The problem
Copy out the records below line by line, keeping every character unchanged.

+++ Provided material

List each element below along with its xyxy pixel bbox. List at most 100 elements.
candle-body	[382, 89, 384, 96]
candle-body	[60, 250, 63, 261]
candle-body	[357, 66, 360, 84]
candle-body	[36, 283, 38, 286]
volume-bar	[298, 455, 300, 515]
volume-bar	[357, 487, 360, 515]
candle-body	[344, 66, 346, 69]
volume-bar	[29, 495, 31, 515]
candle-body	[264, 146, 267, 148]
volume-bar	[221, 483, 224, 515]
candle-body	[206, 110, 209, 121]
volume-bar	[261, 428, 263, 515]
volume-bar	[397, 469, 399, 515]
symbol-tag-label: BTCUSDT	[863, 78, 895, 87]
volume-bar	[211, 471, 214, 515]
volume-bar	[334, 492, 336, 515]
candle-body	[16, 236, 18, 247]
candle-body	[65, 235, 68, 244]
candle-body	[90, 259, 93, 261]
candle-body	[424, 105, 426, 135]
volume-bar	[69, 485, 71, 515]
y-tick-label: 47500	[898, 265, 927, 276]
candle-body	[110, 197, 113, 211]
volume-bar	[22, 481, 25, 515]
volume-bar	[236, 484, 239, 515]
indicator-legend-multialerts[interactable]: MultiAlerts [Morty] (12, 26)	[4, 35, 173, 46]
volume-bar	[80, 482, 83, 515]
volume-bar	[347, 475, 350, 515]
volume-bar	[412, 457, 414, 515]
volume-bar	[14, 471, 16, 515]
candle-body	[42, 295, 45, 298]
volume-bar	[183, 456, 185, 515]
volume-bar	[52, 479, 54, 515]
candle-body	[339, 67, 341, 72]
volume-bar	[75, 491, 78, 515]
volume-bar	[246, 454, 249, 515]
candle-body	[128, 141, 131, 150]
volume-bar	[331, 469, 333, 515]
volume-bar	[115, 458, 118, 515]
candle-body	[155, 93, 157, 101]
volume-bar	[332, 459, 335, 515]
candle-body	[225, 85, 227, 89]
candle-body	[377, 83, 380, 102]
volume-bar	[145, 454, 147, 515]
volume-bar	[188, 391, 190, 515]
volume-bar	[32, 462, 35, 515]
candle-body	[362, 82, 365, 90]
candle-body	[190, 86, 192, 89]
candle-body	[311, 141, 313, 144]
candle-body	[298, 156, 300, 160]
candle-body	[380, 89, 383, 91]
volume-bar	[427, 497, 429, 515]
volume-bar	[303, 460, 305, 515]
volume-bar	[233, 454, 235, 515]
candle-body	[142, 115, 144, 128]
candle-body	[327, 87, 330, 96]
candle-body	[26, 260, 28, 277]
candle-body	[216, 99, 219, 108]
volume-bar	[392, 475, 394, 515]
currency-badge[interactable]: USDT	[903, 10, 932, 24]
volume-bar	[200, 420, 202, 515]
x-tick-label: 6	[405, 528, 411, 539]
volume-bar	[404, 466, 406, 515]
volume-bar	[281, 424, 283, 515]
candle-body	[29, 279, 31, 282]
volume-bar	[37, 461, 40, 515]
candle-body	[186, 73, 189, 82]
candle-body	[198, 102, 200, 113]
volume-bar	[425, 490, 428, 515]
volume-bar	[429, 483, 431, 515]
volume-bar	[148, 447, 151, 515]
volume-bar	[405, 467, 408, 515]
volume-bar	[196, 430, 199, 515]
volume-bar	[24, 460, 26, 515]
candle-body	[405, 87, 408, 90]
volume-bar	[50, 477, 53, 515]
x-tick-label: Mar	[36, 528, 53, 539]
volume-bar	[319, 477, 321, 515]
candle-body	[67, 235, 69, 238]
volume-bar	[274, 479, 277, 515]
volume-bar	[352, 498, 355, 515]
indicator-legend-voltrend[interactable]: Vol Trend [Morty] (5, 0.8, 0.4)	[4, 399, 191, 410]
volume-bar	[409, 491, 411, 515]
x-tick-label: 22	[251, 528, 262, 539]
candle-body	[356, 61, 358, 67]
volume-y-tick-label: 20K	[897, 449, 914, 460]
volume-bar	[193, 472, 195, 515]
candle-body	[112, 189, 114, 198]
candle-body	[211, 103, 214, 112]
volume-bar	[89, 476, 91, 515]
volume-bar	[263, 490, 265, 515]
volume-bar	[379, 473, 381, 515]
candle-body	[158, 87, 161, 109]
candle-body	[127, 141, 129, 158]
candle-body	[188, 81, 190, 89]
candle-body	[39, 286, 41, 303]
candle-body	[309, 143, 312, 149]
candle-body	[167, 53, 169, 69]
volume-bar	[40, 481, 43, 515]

++++++

The output
List each element below along with its xyxy pixel bbox. List at most 100 elements.
candle-body	[382, 89, 384, 96]
candle-body	[60, 250, 63, 261]
candle-body	[357, 66, 360, 84]
candle-body	[36, 283, 38, 286]
volume-bar	[298, 455, 300, 515]
volume-bar	[357, 487, 360, 515]
candle-body	[344, 66, 346, 69]
volume-bar	[29, 495, 31, 515]
candle-body	[264, 146, 267, 148]
volume-bar	[221, 483, 224, 515]
candle-body	[206, 110, 209, 121]
volume-bar	[261, 428, 263, 515]
volume-bar	[397, 469, 399, 515]
symbol-tag-label: BTCUSDT	[863, 78, 895, 87]
volume-bar	[211, 471, 214, 515]
volume-bar	[334, 492, 336, 515]
candle-body	[16, 236, 18, 247]
candle-body	[65, 235, 68, 244]
candle-body	[90, 259, 93, 261]
candle-body	[424, 105, 426, 135]
volume-bar	[69, 485, 71, 515]
y-tick-label: 47500	[898, 265, 927, 276]
candle-body	[110, 197, 113, 211]
volume-bar	[22, 481, 25, 515]
volume-bar	[236, 484, 239, 515]
indicator-legend-multialerts[interactable]: MultiAlerts [Morty] (12, 26)	[4, 35, 173, 46]
volume-bar	[80, 482, 83, 515]
volume-bar	[347, 475, 350, 515]
volume-bar	[412, 457, 414, 515]
volume-bar	[14, 471, 16, 515]
candle-body	[42, 295, 45, 298]
volume-bar	[183, 456, 185, 515]
volume-bar	[52, 479, 54, 515]
candle-body	[339, 67, 341, 72]
volume-bar	[75, 491, 78, 515]
volume-bar	[246, 454, 249, 515]
candle-body	[128, 141, 131, 150]
volume-bar	[331, 469, 333, 515]
volume-bar	[115, 458, 118, 515]
candle-body	[155, 93, 157, 101]
volume-bar	[332, 459, 335, 515]
candle-body	[225, 85, 227, 89]
candle-body	[377, 83, 380, 102]
volume-bar	[145, 454, 147, 515]
volume-bar	[188, 391, 190, 515]
volume-bar	[32, 462, 35, 515]
candle-body	[362, 82, 365, 90]
candle-body	[190, 86, 192, 89]
candle-body	[311, 141, 313, 144]
candle-body	[298, 156, 300, 160]
candle-body	[380, 89, 383, 91]
volume-bar	[427, 497, 429, 515]
volume-bar	[303, 460, 305, 515]
volume-bar	[233, 454, 235, 515]
candle-body	[142, 115, 144, 128]
candle-body	[327, 87, 330, 96]
candle-body	[26, 260, 28, 277]
candle-body	[216, 99, 219, 108]
volume-bar	[392, 475, 394, 515]
currency-badge[interactable]: USDT	[903, 10, 932, 24]
volume-bar	[200, 420, 202, 515]
x-tick-label: 6	[405, 528, 411, 539]
volume-bar	[404, 466, 406, 515]
volume-bar	[281, 424, 283, 515]
candle-body	[29, 279, 31, 282]
volume-bar	[37, 461, 40, 515]
candle-body	[186, 73, 189, 82]
candle-body	[198, 102, 200, 113]
volume-bar	[425, 490, 428, 515]
volume-bar	[429, 483, 431, 515]
volume-bar	[148, 447, 151, 515]
volume-bar	[405, 467, 408, 515]
volume-bar	[196, 430, 199, 515]
volume-bar	[24, 460, 26, 515]
candle-body	[405, 87, 408, 90]
volume-bar	[50, 477, 53, 515]
x-tick-label: Mar	[36, 528, 53, 539]
volume-bar	[319, 477, 321, 515]
candle-body	[67, 235, 69, 238]
volume-bar	[274, 479, 277, 515]
volume-bar	[352, 498, 355, 515]
indicator-legend-voltrend[interactable]: Vol Trend [Morty] (5, 0.8, 0.4)	[4, 399, 191, 410]
volume-bar	[409, 491, 411, 515]
x-tick-label: 22	[251, 528, 262, 539]
candle-body	[356, 61, 358, 67]
volume-y-tick-label: 20K	[897, 449, 914, 460]
volume-bar	[193, 472, 195, 515]
candle-body	[112, 189, 114, 198]
candle-body	[211, 103, 214, 112]
volume-bar	[89, 476, 91, 515]
volume-bar	[263, 490, 265, 515]
volume-bar	[379, 473, 381, 515]
candle-body	[158, 87, 161, 109]
candle-body	[127, 141, 129, 158]
candle-body	[188, 81, 190, 89]
candle-body	[39, 286, 41, 303]
candle-body	[309, 143, 312, 149]
candle-body	[167, 53, 169, 69]
volume-bar	[40, 481, 43, 515]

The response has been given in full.